** Start Material provided **
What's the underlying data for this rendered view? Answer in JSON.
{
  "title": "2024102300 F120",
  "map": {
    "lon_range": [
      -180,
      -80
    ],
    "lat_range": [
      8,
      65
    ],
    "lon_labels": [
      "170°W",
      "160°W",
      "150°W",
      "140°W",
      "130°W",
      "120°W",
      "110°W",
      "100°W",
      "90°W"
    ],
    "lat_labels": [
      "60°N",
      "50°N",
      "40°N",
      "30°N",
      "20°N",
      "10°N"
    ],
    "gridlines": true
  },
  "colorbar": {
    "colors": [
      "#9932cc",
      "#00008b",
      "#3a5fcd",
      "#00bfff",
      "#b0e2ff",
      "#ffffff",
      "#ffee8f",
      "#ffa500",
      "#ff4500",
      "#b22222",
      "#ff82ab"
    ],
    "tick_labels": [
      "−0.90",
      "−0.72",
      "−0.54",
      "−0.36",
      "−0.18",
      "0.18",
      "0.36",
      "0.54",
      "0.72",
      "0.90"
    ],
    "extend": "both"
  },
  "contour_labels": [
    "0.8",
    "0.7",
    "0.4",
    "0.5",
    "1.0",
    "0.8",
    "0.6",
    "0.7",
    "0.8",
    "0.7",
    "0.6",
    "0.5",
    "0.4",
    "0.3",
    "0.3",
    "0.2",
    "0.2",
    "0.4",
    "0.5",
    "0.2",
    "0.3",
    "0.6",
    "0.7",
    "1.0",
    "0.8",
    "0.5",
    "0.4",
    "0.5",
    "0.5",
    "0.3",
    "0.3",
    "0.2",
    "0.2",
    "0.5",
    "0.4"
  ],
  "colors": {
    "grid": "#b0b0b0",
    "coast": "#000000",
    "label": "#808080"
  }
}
** End Material provided **
Directions for this task. Repeat the material above exactly.

Problem solution.
What's the underlying data for this rendered view? Answer in JSON.
{
  "title": "2024102300 F120",
  "map": {
    "lon_range": [
      -180,
      -80
    ],
    "lat_range": [
      8,
      65
    ],
    "lon_labels": [
      "170°W",
      "160°W",
      "150°W",
      "140°W",
      "130°W",
      "120°W",
      "110°W",
      "100°W",
      "90°W"
    ],
    "lat_labels": [
      "60°N",
      "50°N",
      "40°N",
      "30°N",
      "20°N",
      "10°N"
    ],
    "gridlines": true
  },
  "colorbar": {
    "colors": [
      "#9932cc",
      "#00008b",
      "#3a5fcd",
      "#00bfff",
      "#b0e2ff",
      "#ffffff",
      "#ffee8f",
      "#ffa500",
      "#ff4500",
      "#b22222",
      "#ff82ab"
    ],
    "tick_labels": [
      "−0.90",
      "−0.72",
      "−0.54",
      "−0.36",
      "−0.18",
      "0.18",
      "0.36",
      "0.54",
      "0.72",
      "0.90"
    ],
    "extend": "both"
  },
  "contour_labels": [
    "0.8",
    "0.7",
    "0.4",
    "0.5",
    "1.0",
    "0.8",
    "0.6",
    "0.7",
    "0.8",
    "0.7",
    "0.6",
    "0.5",
    "0.4",
    "0.3",
    "0.3",
    "0.2",
    "0.2",
    "0.4",
    "0.5",
    "0.2",
    "0.3",
    "0.6",
    "0.7",
    "1.0",
    "0.8",
    "0.5",
    "0.4",
    "0.5",
    "0.5",
    "0.3",
    "0.3",
    "0.2",
    "0.2",
    "0.5",
    "0.4"
  ],
  "colors": {
    "grid": "#b0b0b0",
    "coast": "#000000",
    "label": "#808080"
  }
}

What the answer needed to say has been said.